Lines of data
........

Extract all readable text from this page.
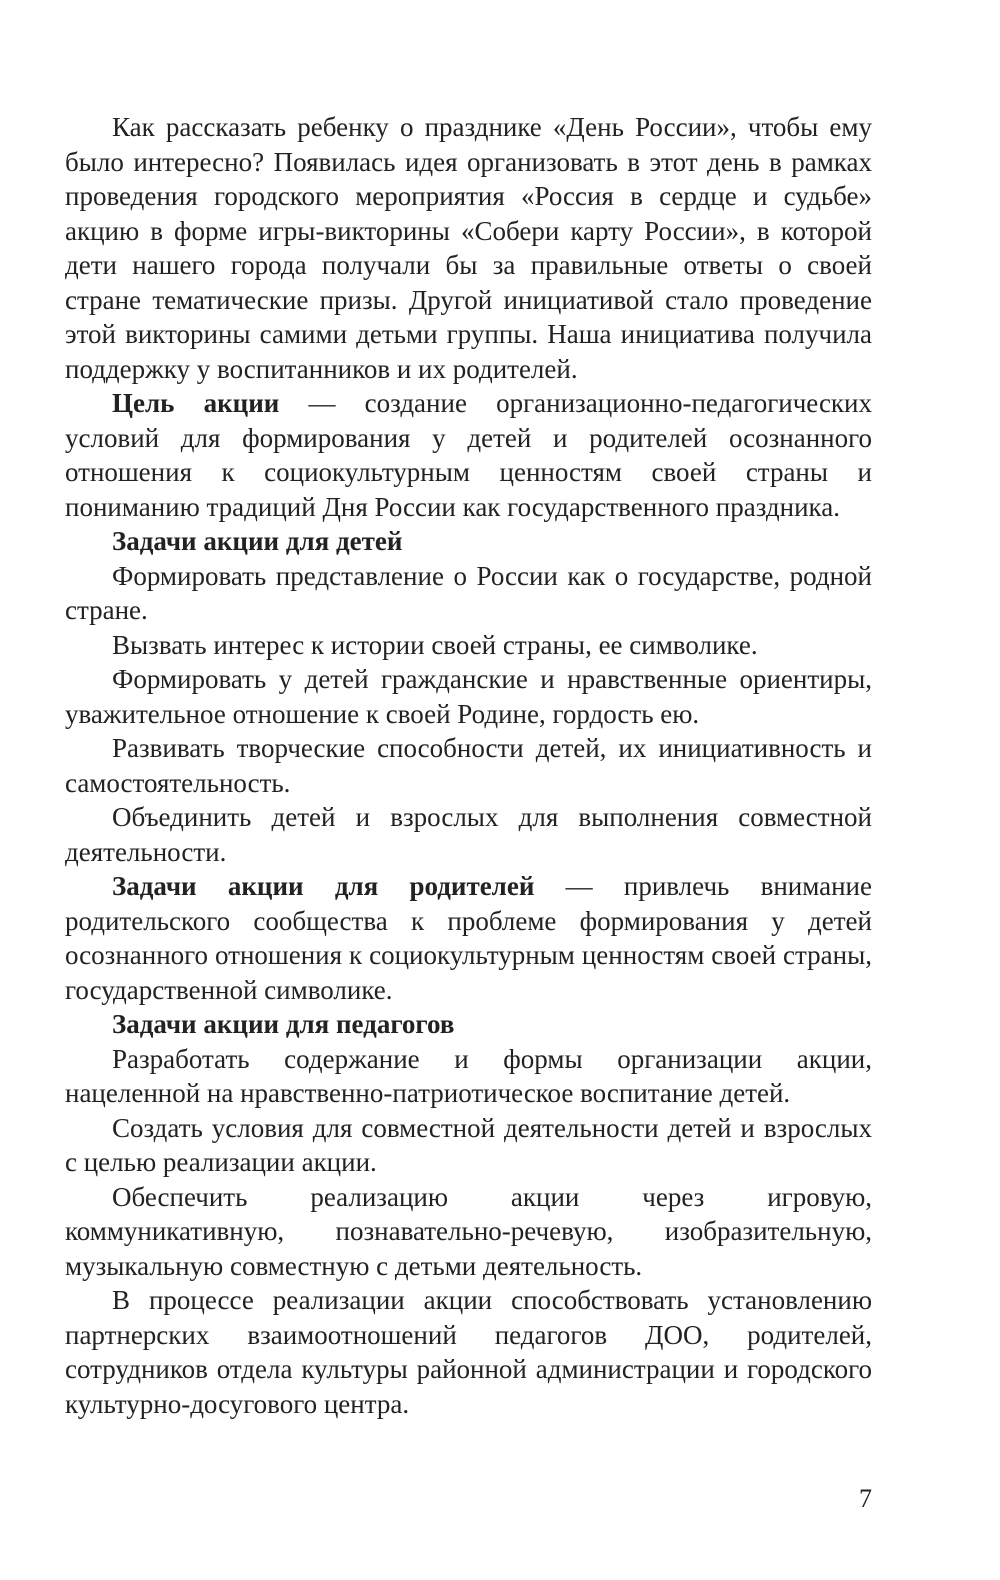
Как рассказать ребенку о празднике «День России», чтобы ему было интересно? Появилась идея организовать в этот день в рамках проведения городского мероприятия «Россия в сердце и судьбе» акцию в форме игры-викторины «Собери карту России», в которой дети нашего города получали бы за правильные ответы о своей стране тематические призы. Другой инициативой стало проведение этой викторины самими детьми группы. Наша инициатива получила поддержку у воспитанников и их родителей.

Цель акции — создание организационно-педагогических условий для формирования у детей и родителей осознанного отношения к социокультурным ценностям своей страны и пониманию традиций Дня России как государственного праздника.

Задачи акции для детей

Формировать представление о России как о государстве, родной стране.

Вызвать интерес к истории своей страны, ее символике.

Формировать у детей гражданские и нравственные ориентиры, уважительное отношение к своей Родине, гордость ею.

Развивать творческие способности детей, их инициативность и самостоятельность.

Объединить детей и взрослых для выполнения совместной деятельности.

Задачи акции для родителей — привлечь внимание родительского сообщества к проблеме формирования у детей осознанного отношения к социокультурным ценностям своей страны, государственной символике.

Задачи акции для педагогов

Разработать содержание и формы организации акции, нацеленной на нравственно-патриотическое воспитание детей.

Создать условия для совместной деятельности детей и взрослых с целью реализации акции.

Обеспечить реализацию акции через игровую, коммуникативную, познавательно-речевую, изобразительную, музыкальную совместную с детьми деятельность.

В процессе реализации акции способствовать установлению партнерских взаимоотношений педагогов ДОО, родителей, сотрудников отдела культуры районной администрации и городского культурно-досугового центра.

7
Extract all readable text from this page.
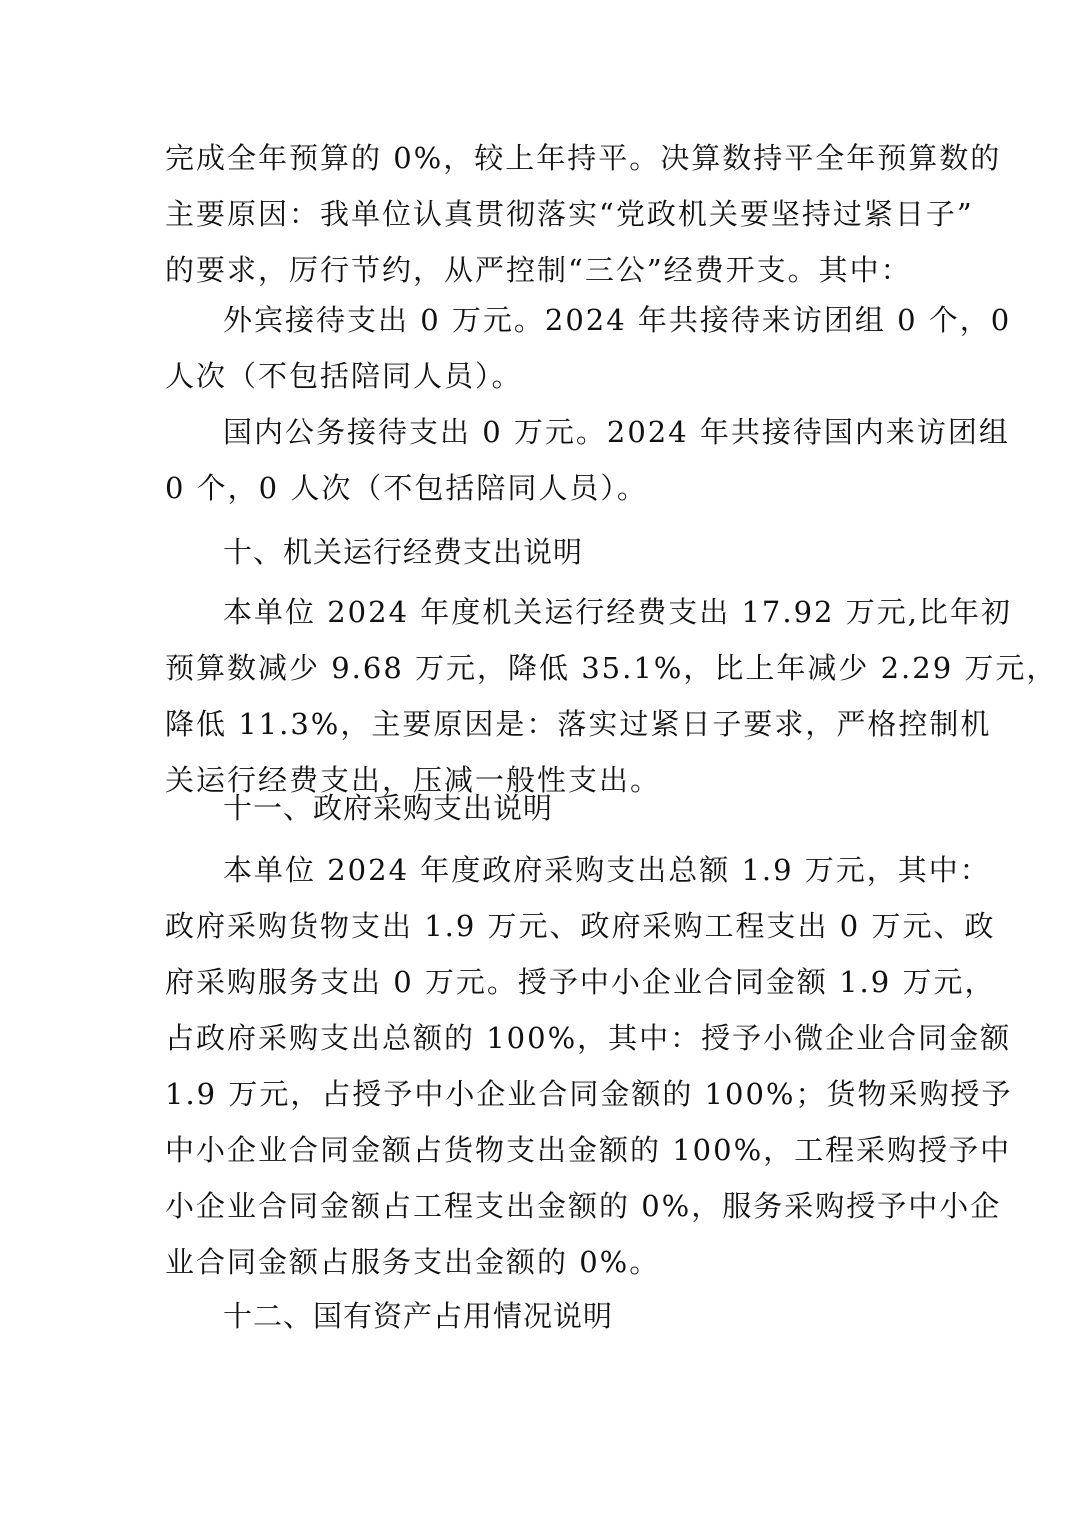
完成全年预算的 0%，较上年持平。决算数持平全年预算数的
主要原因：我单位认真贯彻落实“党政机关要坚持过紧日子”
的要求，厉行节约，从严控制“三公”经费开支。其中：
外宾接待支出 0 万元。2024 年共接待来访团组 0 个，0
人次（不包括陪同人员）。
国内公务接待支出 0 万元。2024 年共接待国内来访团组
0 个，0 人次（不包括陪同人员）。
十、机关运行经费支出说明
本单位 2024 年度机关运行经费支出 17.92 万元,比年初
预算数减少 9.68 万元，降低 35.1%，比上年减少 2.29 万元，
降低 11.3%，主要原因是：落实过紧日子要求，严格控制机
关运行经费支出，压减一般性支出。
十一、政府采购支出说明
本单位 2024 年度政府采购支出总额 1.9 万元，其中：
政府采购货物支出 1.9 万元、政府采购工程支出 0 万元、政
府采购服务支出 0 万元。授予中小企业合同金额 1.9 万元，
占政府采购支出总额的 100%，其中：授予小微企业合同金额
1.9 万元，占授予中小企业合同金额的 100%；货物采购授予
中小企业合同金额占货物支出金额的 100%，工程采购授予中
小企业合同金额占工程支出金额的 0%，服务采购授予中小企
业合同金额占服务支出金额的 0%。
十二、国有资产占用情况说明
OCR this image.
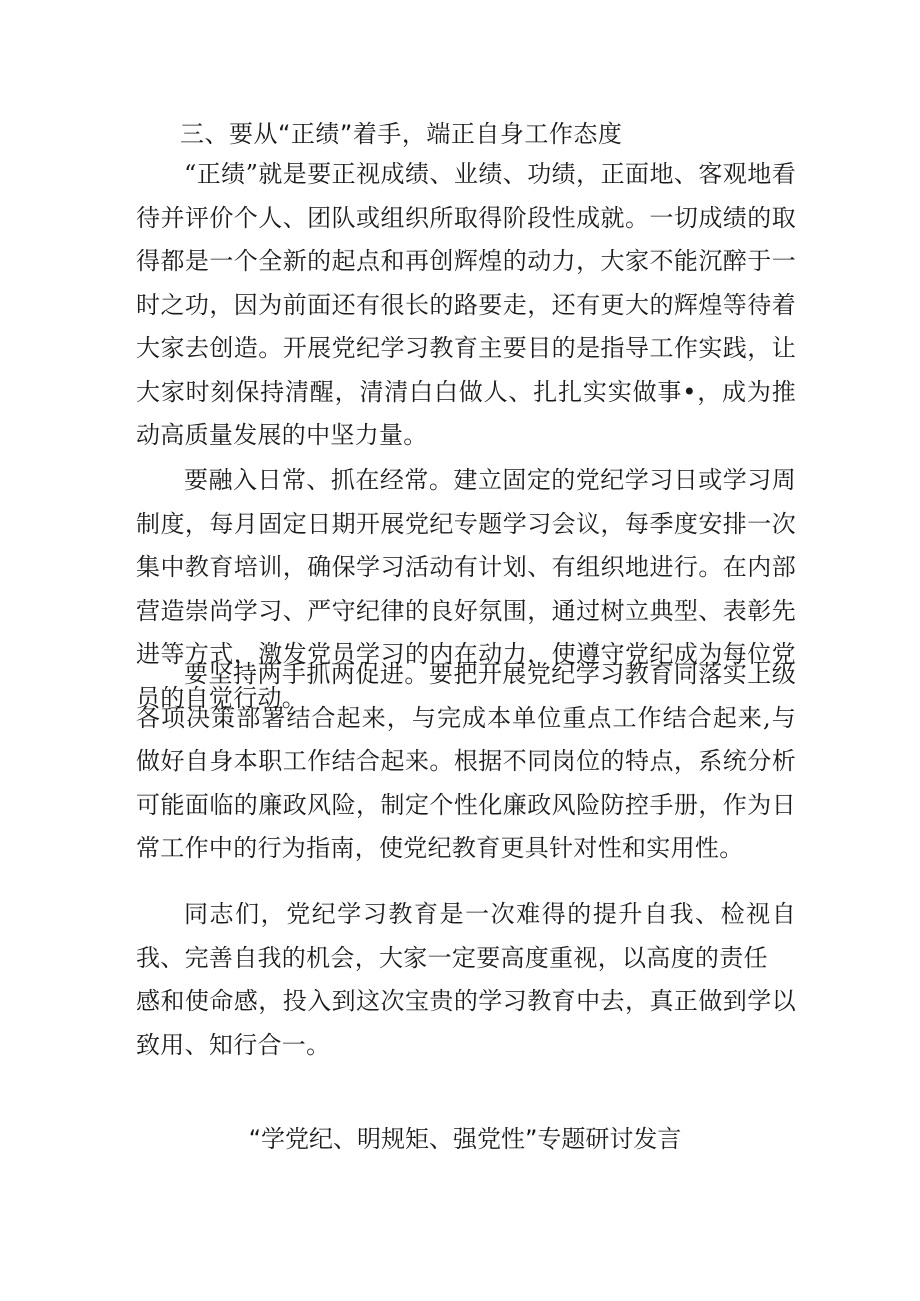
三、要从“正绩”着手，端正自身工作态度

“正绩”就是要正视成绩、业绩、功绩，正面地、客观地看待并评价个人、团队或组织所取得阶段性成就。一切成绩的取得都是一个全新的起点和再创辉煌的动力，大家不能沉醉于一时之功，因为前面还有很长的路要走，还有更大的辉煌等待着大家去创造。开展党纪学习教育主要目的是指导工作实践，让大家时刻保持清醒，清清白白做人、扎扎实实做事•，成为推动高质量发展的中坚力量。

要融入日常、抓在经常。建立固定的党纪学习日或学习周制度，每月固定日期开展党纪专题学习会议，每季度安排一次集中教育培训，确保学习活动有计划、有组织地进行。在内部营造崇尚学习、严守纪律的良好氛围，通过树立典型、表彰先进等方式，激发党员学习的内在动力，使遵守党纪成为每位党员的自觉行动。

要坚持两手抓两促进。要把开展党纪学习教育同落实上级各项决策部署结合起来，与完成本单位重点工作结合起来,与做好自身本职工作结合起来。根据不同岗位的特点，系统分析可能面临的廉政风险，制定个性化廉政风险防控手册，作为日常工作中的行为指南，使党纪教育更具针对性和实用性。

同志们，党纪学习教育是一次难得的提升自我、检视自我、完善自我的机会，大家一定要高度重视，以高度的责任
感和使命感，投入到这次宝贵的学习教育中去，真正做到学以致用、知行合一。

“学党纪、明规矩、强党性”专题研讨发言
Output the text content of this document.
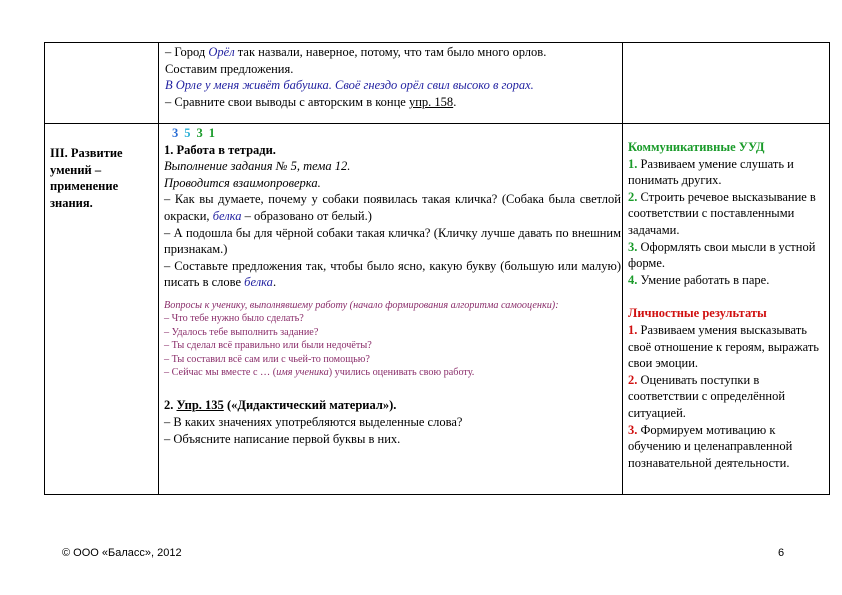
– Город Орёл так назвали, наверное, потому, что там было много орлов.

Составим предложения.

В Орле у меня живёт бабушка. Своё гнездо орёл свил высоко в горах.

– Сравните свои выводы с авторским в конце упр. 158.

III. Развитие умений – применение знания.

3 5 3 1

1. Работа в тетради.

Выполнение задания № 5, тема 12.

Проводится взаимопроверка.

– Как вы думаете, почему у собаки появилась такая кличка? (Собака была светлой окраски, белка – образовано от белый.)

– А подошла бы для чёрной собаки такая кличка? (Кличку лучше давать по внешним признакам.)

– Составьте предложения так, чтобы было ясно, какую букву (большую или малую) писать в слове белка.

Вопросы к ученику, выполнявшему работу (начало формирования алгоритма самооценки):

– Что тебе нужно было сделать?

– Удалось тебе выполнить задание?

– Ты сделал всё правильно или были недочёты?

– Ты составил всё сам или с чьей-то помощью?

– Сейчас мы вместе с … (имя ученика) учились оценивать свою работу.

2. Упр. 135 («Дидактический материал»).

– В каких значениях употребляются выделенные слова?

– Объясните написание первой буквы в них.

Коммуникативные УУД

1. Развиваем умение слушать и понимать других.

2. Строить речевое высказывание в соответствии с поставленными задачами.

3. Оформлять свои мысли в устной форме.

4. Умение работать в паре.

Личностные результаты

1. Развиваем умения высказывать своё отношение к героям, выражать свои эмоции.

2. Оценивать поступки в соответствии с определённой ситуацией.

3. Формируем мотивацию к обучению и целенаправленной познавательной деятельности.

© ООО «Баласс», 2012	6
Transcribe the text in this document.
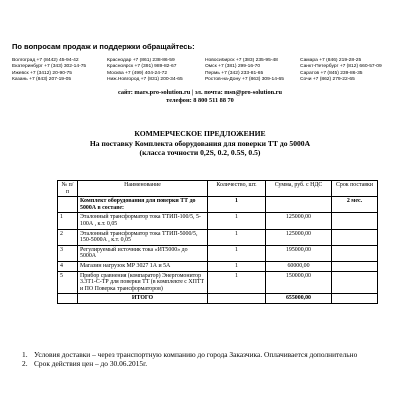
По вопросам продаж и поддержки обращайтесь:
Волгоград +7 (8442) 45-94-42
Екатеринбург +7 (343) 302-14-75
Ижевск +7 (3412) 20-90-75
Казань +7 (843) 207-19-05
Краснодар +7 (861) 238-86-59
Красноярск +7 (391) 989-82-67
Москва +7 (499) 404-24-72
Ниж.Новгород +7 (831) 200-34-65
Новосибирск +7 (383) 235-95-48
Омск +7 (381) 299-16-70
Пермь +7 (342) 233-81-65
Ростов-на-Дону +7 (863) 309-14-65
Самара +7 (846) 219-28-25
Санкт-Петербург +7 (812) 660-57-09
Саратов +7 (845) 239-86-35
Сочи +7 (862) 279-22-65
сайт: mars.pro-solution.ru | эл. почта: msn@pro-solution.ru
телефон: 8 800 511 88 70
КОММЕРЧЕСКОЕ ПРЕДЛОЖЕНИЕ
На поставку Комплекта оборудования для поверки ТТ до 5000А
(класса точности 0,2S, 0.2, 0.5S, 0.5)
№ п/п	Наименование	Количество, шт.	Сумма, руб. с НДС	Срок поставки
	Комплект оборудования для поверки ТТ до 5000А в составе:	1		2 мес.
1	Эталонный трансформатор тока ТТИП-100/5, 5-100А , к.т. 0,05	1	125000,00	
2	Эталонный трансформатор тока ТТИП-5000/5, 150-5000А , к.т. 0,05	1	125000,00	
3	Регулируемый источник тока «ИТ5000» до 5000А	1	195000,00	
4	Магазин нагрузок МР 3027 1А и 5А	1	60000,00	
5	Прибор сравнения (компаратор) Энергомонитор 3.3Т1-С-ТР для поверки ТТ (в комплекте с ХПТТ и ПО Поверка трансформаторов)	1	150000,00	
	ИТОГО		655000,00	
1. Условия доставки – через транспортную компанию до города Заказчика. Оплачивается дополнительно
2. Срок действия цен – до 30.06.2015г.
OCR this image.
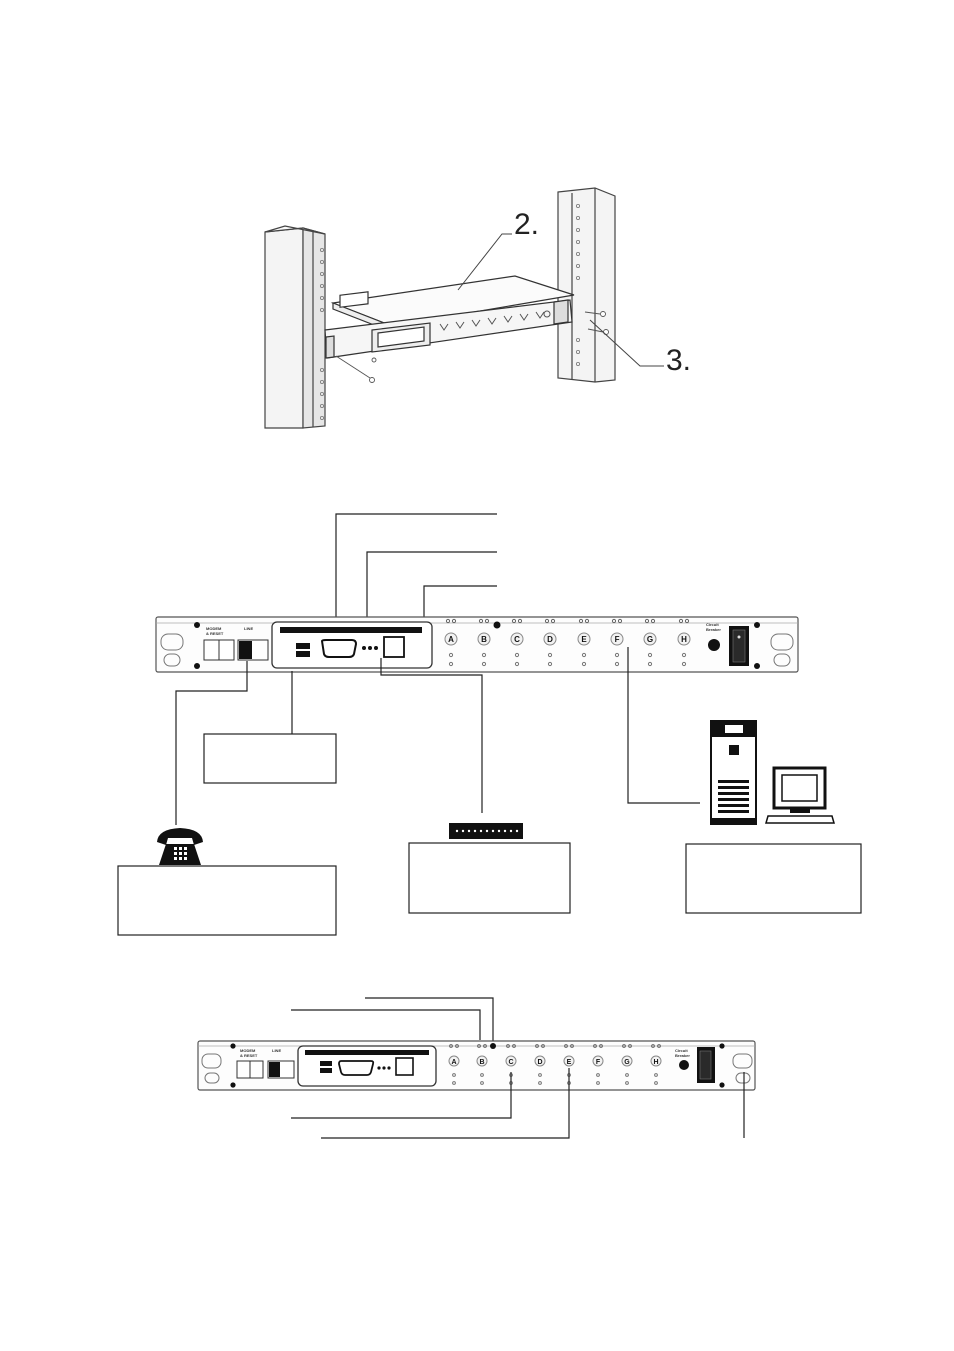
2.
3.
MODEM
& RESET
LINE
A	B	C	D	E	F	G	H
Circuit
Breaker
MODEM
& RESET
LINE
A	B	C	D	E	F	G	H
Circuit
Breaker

........

▶ [Exercise] Your answer should be a single number: the count of lines holding the word "тока".

▶ [Correct output] 3